> [Stated goal] Copy out the lines without any changes, beginning with the line that contains "Localize each UI component in this 979" and continuing through the line that contains "segment-button[interactable]: ALL: [600, 690, 692, 716]".

Layout records
<<<<

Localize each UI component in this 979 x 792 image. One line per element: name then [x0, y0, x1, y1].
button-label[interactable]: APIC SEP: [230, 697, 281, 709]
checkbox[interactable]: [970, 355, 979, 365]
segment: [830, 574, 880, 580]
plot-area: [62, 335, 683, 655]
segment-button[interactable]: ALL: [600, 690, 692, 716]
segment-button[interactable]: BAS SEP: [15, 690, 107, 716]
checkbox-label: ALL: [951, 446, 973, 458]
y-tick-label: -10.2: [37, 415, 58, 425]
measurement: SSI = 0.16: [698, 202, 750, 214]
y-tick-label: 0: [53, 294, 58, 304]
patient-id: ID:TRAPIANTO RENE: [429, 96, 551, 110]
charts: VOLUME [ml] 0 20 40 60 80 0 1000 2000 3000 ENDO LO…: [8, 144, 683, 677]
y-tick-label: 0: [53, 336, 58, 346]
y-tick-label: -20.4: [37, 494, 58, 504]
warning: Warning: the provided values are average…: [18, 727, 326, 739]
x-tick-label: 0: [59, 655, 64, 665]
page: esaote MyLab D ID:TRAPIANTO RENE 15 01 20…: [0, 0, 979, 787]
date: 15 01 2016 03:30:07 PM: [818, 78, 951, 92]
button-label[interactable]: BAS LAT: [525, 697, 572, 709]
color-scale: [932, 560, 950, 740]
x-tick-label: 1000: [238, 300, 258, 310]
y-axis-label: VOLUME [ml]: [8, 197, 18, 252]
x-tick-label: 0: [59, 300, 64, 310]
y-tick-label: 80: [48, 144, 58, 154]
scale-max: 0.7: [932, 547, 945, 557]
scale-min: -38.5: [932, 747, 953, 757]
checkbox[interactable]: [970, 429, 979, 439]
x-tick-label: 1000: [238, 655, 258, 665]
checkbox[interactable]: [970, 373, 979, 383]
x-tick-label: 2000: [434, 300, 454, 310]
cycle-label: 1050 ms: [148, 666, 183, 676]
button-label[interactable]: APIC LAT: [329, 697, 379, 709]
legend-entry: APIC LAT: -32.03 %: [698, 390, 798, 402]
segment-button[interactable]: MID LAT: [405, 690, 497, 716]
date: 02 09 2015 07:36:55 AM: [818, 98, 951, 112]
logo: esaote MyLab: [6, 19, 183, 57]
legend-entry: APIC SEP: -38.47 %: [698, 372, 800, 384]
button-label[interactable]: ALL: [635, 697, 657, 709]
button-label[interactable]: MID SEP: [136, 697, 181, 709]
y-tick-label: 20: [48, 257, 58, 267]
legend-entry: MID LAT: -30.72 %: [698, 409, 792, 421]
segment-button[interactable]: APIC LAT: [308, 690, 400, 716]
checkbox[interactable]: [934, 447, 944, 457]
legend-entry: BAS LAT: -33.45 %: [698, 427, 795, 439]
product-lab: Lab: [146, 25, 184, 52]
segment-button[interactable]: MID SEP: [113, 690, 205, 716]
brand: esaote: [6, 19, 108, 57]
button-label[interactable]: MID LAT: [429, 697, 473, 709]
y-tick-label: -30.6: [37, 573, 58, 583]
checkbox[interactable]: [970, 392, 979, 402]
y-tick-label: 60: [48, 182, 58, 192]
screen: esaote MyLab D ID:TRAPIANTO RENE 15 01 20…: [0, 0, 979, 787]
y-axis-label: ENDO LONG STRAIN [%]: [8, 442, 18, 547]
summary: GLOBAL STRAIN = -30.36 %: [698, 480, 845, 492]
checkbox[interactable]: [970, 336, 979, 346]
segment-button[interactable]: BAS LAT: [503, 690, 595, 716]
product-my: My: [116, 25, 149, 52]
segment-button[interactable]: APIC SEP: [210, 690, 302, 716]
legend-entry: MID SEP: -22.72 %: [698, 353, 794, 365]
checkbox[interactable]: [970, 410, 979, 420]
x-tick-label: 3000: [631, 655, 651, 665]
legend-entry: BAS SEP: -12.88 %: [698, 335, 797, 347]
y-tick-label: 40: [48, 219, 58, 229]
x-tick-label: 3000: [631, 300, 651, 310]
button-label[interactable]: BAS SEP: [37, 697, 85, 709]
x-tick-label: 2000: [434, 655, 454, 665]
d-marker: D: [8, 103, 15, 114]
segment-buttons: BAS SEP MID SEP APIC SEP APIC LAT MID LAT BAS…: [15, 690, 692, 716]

>>>>
<<<<

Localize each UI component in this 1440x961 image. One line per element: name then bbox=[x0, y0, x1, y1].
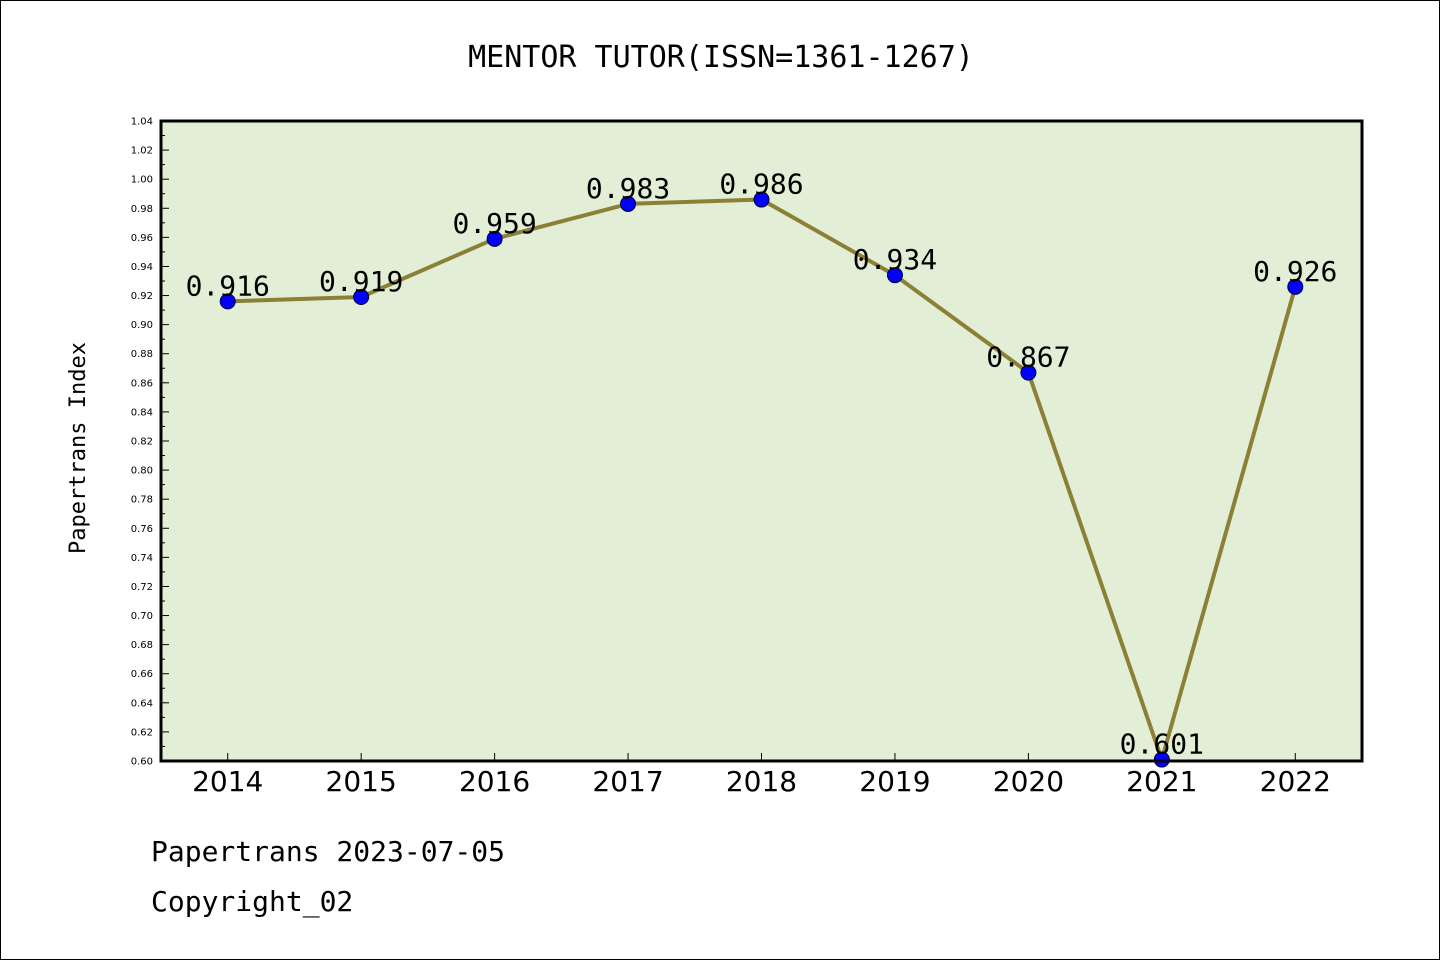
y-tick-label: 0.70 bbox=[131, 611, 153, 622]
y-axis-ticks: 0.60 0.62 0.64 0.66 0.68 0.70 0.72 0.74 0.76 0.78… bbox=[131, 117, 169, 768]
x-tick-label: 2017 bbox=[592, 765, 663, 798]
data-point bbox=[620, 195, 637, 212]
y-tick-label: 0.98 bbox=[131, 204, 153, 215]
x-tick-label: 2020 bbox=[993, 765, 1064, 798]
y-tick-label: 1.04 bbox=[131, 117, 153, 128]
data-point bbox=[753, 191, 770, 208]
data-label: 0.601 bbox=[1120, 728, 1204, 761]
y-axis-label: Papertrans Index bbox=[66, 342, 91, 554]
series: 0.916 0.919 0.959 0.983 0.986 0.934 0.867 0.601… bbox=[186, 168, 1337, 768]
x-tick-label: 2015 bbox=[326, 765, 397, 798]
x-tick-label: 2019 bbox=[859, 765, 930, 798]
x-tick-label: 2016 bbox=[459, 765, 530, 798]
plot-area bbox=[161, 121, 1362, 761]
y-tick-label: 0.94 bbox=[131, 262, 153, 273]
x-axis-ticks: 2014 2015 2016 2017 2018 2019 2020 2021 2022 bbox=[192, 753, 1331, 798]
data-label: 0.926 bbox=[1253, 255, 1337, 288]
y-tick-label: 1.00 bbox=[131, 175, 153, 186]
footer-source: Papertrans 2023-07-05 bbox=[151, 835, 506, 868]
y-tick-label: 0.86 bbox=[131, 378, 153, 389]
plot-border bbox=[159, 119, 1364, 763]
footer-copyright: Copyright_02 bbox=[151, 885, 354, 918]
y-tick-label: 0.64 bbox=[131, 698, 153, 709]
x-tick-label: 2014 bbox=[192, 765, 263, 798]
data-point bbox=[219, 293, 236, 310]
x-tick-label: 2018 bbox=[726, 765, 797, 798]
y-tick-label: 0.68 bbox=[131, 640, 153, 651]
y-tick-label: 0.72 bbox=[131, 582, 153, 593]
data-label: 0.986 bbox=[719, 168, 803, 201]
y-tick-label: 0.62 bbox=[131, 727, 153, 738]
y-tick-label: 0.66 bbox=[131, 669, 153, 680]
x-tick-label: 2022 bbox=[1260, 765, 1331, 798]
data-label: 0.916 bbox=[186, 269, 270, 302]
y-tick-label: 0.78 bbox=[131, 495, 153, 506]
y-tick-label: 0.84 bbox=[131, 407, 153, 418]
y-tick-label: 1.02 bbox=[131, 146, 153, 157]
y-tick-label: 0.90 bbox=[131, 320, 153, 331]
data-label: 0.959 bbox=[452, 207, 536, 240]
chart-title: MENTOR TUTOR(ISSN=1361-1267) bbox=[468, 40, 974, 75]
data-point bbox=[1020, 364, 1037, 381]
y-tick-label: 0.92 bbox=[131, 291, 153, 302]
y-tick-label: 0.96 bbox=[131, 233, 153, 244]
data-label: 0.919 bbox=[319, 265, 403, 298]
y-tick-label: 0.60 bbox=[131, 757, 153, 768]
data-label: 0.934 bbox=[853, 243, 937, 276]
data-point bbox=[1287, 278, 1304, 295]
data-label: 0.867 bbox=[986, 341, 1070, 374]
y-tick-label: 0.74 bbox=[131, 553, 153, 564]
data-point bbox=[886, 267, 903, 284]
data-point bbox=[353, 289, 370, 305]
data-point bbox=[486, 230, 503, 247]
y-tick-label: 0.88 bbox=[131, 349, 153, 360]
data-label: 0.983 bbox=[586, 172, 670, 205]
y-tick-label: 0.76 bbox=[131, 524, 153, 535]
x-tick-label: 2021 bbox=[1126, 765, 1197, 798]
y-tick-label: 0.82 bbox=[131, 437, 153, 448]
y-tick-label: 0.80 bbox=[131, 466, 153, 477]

>>>>

> [Completed exercise]
Localize each UI component in this 979 x 792 image. One line per element: name then [x0, y0, x1, y1].
button-label[interactable]: APIC SEP: [230, 697, 281, 709]
checkbox[interactable]: [970, 355, 979, 365]
segment: [830, 574, 880, 580]
plot-area: [62, 335, 683, 655]
segment-button[interactable]: ALL: [600, 690, 692, 716]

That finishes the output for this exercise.